Task goal — Please filter the listing for the string "Wharton" and copy each matching line.

Material for this exercise —
↓↓↓

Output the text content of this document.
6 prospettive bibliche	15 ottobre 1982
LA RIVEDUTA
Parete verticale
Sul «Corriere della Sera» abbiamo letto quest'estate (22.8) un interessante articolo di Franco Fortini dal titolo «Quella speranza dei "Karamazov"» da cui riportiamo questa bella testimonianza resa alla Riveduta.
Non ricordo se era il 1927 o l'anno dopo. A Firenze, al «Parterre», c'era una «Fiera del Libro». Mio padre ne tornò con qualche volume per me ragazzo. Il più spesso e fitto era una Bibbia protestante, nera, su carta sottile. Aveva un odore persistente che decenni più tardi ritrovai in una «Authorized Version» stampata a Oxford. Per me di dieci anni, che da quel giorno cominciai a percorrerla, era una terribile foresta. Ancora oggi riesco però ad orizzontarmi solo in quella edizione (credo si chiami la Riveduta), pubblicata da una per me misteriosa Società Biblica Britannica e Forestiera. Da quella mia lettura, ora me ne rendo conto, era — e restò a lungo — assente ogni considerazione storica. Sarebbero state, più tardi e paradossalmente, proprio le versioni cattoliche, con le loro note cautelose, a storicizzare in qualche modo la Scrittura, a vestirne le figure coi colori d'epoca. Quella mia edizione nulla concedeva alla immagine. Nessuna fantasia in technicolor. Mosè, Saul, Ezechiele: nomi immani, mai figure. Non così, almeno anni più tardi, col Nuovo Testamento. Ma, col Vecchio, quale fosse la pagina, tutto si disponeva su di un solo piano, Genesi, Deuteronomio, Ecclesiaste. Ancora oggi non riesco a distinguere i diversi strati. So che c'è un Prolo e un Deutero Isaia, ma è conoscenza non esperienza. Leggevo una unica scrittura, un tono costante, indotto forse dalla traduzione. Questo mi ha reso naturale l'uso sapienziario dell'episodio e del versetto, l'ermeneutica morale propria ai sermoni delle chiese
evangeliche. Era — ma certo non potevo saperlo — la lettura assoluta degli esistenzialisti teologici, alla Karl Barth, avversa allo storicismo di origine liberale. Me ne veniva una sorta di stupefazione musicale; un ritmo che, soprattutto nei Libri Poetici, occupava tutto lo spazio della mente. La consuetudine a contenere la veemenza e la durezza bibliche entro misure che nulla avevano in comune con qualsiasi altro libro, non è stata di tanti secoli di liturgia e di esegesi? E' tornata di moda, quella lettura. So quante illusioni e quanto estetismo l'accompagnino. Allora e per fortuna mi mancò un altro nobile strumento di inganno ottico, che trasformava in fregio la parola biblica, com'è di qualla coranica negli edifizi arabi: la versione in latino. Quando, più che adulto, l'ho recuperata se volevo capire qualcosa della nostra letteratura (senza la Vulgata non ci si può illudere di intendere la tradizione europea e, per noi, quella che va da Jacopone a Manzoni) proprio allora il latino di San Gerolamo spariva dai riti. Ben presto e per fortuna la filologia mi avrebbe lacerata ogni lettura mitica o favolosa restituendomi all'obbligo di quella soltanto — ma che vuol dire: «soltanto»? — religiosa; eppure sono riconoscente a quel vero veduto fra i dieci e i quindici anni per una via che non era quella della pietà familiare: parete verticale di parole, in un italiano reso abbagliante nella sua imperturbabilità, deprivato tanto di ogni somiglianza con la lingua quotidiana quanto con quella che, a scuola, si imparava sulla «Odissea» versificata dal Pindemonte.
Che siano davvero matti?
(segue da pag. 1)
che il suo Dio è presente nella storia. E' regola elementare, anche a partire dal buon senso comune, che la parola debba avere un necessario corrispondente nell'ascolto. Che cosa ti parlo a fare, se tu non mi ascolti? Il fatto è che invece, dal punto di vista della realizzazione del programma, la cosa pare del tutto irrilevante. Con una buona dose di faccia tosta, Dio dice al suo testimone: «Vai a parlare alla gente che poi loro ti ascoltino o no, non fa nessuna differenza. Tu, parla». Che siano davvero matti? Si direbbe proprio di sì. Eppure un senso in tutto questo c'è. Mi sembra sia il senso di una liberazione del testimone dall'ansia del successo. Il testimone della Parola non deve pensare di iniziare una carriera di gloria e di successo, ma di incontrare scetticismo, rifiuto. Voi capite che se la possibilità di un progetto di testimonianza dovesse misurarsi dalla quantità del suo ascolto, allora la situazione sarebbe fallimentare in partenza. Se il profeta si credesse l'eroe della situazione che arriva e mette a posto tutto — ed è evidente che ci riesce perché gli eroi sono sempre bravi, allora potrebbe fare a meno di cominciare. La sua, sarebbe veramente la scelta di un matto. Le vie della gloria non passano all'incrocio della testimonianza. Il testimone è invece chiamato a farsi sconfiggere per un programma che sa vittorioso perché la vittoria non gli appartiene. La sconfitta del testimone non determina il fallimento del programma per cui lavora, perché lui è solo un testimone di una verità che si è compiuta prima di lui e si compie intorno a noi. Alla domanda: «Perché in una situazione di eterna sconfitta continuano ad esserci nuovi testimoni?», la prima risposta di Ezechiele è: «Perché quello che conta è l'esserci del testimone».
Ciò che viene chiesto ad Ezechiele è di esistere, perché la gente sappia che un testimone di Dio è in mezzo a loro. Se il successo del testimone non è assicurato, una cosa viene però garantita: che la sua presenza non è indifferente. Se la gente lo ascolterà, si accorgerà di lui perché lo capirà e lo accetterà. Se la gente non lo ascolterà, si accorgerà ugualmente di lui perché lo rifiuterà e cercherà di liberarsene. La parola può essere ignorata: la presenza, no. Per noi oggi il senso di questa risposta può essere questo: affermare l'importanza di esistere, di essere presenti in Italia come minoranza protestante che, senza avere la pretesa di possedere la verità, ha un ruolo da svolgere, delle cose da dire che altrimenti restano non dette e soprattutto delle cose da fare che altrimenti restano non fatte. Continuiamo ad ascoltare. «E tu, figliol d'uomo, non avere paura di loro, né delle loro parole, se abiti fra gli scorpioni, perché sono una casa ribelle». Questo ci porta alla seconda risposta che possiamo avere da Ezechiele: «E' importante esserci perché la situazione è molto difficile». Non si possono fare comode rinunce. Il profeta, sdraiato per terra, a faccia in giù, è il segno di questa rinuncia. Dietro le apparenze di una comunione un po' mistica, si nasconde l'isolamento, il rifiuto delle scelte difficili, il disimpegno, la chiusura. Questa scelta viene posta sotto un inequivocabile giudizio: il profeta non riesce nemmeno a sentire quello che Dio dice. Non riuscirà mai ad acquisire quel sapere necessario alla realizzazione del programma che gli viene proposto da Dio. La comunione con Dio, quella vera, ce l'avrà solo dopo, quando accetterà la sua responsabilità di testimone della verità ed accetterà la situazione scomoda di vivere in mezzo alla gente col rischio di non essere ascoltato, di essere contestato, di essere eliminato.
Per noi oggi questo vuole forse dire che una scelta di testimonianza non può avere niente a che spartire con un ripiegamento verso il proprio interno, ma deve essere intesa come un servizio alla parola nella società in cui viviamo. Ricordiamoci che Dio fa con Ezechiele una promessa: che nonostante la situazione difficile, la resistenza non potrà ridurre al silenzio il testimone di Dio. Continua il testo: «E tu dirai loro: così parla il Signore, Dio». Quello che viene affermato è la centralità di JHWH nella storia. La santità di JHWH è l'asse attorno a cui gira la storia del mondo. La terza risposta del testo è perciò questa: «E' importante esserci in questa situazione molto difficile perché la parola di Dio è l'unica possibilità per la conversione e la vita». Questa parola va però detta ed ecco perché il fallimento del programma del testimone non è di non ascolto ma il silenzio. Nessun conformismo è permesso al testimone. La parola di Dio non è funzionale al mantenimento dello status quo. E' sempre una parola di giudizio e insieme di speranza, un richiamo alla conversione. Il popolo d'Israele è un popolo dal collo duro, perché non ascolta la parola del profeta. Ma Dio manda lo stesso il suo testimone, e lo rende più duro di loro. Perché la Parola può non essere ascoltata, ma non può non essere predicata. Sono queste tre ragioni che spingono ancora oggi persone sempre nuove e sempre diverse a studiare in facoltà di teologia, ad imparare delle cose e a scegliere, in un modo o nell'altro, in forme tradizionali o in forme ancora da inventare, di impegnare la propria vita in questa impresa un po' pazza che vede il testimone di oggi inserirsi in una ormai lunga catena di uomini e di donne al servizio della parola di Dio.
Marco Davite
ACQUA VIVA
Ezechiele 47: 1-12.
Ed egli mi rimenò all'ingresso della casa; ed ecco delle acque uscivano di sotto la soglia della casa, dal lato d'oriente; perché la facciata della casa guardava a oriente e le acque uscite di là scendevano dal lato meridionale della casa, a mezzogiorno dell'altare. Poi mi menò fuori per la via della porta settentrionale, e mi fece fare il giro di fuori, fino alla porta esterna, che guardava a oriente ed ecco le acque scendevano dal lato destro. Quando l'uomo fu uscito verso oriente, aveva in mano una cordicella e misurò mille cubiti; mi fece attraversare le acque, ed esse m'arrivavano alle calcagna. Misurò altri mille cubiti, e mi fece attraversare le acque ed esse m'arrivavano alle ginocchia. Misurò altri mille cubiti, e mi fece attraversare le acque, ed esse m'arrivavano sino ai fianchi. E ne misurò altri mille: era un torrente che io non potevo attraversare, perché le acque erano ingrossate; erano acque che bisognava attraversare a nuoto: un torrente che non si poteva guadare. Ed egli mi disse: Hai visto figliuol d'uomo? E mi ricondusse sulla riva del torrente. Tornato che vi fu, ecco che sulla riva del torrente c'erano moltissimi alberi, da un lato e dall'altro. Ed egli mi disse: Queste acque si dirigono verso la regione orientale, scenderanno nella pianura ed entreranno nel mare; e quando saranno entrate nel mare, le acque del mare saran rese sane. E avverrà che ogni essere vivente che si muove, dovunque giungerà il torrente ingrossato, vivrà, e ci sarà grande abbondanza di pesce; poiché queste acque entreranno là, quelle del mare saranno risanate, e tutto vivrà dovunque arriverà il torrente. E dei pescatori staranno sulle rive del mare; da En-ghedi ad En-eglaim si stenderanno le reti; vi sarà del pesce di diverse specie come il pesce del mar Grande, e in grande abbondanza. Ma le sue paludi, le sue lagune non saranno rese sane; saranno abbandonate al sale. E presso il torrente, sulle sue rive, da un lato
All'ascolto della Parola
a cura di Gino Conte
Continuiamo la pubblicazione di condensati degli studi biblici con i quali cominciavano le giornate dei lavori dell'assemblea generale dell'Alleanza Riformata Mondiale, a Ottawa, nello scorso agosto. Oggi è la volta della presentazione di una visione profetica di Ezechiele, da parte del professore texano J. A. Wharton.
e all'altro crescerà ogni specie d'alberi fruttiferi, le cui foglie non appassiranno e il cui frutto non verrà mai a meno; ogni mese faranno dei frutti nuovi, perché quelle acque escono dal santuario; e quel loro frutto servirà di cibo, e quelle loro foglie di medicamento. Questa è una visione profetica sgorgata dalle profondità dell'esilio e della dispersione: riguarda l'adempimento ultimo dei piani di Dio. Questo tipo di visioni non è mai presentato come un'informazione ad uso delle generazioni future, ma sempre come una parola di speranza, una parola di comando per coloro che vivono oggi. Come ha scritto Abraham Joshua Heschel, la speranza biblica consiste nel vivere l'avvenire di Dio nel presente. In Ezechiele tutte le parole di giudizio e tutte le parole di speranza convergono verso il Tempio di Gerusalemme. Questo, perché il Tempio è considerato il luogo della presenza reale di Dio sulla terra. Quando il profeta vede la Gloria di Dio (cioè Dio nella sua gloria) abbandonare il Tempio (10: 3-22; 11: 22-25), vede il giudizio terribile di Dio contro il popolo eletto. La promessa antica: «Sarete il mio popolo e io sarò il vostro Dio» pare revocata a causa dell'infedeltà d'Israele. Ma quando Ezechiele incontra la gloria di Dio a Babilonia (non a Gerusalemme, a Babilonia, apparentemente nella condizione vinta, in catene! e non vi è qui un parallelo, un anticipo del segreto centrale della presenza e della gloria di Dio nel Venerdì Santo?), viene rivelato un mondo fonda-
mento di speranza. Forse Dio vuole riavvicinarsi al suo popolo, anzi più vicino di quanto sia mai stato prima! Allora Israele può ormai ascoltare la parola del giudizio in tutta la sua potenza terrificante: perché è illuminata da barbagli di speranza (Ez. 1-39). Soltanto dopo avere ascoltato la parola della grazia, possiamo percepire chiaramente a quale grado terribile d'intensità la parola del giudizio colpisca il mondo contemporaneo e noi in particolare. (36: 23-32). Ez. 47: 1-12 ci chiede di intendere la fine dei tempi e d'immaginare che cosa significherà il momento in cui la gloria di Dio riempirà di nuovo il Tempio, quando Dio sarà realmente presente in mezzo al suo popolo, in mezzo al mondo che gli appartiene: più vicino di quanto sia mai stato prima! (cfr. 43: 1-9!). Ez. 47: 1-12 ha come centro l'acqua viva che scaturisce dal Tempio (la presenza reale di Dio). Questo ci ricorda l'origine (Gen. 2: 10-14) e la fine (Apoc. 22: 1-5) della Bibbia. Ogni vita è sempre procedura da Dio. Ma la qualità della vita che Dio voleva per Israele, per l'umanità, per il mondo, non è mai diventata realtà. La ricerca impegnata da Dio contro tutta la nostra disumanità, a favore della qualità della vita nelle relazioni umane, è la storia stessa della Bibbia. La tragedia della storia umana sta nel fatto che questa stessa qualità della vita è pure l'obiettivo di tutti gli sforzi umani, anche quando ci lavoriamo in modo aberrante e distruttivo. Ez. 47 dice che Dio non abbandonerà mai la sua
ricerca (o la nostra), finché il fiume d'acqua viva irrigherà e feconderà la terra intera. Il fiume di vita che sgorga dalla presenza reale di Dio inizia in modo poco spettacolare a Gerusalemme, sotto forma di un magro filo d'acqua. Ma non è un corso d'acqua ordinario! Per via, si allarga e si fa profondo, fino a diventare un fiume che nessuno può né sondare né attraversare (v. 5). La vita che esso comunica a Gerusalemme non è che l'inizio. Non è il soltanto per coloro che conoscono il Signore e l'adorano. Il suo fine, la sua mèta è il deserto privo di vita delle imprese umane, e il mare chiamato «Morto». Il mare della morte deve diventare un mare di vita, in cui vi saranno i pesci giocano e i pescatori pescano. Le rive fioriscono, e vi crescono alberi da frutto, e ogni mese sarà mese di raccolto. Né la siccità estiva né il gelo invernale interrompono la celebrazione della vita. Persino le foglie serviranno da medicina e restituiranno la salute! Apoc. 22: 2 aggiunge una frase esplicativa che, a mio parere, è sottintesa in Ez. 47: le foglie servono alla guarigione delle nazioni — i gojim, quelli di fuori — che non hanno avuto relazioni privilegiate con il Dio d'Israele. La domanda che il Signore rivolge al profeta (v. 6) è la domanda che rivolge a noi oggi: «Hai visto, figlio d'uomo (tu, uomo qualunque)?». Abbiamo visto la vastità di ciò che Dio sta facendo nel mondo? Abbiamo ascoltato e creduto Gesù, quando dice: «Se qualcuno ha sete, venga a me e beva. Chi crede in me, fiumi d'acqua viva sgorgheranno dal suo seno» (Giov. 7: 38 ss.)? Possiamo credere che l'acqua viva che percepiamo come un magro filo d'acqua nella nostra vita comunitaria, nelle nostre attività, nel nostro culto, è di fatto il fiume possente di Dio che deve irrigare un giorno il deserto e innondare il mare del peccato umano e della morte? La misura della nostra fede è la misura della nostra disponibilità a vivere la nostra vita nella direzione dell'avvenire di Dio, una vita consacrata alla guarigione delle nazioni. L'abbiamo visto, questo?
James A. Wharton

↑↑↑

Exercise solution —
Continuiamo la pubblicazione di condensati degli studi biblici con i quali cominciavano le giornate dei lavori dell'assemblea generale dell'Alleanza Riformata Mondiale, a Ottawa, nello scorso agosto. Oggi è la volta della presentazione di una visione profetica di Ezechiele, da parte del professore texano J. A. Wharton.
James A. Wharton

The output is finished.